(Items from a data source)
+-------+
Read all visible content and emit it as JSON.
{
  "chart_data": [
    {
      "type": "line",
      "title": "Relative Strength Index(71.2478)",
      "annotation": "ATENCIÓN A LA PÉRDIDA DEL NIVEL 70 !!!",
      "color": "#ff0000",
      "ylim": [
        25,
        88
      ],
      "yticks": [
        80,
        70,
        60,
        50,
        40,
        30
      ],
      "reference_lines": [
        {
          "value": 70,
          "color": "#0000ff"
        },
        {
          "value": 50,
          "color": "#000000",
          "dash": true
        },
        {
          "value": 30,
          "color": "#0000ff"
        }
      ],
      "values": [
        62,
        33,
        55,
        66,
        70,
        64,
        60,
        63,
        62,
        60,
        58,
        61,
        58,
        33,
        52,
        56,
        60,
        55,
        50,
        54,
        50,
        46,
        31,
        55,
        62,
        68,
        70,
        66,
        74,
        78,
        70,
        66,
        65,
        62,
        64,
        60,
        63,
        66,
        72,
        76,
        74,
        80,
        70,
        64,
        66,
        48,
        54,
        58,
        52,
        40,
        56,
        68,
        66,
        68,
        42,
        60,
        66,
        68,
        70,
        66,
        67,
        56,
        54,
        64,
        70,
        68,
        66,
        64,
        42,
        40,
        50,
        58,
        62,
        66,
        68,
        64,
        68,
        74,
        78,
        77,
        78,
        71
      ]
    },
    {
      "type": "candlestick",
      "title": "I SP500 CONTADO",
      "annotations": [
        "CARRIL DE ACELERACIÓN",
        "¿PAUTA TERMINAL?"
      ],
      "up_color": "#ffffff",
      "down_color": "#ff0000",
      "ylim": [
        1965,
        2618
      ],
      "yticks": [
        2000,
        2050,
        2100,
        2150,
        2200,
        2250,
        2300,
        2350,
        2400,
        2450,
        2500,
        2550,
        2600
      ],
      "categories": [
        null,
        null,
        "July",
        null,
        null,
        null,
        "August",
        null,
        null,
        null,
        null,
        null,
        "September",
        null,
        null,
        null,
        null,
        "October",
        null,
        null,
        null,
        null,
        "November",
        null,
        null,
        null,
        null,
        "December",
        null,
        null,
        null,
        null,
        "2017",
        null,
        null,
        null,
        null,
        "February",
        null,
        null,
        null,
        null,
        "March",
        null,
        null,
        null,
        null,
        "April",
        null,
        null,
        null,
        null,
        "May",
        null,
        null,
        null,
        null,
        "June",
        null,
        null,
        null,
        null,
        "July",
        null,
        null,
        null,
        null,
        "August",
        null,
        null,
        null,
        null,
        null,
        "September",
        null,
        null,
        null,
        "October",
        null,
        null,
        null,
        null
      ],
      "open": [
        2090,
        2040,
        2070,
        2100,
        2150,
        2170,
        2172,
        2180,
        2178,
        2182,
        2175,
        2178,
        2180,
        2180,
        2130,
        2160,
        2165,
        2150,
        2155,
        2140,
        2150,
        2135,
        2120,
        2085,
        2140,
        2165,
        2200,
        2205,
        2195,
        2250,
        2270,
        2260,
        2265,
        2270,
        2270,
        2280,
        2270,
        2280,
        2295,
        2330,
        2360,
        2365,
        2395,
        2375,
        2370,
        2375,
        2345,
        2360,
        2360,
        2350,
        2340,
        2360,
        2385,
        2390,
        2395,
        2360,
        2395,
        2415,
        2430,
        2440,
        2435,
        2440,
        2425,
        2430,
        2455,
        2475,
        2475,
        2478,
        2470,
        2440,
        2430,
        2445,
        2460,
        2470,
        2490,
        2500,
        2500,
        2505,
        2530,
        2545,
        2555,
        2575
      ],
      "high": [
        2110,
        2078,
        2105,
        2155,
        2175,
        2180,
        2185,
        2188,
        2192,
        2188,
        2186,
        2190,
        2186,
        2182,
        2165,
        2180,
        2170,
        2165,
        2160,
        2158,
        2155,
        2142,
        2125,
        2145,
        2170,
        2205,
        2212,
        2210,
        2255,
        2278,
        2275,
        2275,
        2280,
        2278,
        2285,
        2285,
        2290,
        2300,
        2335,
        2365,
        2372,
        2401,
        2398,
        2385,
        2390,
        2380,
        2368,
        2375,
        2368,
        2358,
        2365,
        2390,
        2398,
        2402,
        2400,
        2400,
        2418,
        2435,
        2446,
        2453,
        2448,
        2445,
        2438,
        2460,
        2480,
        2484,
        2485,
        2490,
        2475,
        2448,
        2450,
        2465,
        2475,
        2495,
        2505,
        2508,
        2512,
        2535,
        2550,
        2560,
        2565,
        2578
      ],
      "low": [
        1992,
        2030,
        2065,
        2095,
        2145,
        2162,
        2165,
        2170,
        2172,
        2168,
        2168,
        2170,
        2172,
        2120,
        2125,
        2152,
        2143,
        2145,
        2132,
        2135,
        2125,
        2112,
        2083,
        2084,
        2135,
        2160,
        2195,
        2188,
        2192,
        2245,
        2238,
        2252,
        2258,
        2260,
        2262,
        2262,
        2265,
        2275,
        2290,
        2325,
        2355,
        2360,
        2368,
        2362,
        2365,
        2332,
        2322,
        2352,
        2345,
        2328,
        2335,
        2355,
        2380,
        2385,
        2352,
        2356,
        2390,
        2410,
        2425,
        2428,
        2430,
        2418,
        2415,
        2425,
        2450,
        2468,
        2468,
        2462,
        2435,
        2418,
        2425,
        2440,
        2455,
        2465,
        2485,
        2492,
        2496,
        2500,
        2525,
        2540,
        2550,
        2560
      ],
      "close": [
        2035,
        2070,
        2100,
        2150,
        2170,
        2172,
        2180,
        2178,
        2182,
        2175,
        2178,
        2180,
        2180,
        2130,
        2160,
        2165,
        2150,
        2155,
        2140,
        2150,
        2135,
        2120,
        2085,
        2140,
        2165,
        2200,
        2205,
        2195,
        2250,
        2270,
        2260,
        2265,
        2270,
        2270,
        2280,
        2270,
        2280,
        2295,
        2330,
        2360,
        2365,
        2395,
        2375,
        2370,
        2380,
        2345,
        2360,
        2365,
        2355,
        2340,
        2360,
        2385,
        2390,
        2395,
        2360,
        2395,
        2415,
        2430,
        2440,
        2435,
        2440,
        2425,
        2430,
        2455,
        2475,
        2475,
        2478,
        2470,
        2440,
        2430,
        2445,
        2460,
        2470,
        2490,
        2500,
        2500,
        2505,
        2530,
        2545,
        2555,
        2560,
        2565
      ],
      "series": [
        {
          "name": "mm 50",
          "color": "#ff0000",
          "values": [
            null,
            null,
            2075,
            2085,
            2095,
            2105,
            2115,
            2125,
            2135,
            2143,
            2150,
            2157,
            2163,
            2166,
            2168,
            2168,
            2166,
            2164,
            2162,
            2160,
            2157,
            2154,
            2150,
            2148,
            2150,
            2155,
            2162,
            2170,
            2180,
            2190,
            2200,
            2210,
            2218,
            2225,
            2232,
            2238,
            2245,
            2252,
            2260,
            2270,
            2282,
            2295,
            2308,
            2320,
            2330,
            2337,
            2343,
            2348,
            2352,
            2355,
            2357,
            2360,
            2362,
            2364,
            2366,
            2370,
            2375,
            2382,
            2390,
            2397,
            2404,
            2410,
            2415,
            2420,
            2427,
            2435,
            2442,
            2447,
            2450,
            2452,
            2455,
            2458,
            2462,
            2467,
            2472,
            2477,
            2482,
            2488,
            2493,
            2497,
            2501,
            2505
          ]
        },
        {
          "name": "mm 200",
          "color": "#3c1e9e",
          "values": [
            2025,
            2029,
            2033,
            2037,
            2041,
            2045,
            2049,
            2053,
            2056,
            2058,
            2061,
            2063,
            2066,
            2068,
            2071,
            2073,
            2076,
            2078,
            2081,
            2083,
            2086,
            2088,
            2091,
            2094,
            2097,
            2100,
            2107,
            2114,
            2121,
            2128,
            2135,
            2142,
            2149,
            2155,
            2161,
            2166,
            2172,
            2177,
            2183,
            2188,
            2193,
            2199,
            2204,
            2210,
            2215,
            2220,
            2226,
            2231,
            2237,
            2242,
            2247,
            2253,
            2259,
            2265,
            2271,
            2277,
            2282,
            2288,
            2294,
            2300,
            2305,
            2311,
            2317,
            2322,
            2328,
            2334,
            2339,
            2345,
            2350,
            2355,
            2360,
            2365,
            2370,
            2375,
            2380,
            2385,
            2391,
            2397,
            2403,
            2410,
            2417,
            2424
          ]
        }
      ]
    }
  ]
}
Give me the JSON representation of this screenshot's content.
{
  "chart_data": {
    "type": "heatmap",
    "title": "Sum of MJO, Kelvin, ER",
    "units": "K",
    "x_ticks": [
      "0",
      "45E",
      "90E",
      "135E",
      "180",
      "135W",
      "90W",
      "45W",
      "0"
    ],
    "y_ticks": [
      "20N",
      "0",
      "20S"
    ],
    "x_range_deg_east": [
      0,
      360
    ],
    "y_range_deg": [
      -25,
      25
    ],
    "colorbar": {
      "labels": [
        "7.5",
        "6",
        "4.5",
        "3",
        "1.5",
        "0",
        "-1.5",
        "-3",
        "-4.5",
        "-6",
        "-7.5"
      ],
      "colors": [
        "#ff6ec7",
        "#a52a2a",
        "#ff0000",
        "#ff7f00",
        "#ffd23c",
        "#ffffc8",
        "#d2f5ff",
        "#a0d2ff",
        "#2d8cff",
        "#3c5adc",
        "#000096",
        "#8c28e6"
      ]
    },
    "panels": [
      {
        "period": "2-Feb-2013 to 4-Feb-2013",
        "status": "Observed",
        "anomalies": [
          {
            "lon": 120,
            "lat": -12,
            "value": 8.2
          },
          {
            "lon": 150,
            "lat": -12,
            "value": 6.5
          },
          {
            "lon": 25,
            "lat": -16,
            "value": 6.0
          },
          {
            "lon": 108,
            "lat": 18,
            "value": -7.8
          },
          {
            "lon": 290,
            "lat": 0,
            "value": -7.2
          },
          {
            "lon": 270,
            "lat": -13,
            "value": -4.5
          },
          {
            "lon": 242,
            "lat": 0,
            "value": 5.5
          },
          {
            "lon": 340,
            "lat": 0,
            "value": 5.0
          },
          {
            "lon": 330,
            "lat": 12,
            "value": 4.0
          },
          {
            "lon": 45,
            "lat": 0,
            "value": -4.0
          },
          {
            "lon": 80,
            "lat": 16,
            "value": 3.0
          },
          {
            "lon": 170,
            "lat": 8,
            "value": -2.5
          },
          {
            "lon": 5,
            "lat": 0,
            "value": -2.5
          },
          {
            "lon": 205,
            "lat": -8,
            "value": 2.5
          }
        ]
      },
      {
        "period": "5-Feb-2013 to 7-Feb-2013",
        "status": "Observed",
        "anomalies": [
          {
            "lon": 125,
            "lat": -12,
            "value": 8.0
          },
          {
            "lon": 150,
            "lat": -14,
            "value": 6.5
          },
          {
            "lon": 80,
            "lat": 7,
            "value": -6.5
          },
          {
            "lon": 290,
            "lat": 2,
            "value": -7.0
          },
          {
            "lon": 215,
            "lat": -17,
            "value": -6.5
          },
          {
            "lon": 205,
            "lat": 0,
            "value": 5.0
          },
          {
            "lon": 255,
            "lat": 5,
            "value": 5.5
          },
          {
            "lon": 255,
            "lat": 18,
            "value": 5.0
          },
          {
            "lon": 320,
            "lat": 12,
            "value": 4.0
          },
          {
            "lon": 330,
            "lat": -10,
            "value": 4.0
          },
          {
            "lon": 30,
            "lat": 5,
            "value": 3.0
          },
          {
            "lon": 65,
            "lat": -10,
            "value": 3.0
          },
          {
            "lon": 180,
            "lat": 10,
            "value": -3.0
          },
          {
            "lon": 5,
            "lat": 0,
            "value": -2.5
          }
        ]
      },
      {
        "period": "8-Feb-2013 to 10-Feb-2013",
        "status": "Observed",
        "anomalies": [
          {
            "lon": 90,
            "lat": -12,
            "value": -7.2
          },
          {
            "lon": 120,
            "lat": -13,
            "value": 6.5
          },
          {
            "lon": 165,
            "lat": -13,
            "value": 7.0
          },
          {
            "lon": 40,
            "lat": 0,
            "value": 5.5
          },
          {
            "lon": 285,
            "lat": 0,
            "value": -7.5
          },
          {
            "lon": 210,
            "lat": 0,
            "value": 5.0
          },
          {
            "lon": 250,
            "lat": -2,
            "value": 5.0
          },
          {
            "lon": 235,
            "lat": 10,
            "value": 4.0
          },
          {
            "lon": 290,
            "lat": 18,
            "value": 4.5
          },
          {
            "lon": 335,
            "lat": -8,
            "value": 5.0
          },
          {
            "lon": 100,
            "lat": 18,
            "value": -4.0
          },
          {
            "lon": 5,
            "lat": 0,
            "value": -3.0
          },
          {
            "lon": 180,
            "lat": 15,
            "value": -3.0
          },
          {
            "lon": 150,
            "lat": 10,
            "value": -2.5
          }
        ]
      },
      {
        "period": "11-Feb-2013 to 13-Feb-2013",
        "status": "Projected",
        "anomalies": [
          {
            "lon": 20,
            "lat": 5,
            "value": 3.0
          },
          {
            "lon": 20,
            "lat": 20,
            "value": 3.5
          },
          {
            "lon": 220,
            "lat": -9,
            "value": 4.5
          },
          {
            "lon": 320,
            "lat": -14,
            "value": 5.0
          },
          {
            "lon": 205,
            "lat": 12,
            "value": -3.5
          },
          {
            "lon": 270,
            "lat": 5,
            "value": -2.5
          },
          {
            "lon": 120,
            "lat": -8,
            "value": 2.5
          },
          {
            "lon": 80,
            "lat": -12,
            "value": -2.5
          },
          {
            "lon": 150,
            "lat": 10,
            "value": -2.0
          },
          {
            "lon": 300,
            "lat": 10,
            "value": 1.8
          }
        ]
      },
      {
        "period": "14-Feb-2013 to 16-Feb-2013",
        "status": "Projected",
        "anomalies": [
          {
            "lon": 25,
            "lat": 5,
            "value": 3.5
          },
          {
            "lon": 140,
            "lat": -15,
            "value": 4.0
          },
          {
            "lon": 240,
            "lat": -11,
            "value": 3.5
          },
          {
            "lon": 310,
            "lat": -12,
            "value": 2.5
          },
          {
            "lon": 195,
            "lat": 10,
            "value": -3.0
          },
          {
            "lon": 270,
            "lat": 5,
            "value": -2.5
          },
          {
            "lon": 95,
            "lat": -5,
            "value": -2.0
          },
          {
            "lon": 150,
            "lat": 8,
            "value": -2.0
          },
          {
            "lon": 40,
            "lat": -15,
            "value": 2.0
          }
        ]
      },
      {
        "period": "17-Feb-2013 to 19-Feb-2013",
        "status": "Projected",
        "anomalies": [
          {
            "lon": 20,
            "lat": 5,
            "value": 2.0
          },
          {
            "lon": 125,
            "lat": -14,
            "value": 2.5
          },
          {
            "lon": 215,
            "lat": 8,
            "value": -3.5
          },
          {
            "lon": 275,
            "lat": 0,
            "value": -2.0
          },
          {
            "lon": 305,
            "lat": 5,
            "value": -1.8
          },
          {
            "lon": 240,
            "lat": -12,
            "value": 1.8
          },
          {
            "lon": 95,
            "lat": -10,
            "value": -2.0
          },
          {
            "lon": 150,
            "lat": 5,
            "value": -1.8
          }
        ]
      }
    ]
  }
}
+-------+
Short problem: Report the number of lines holding the string "type", without any other words.

Solution: 3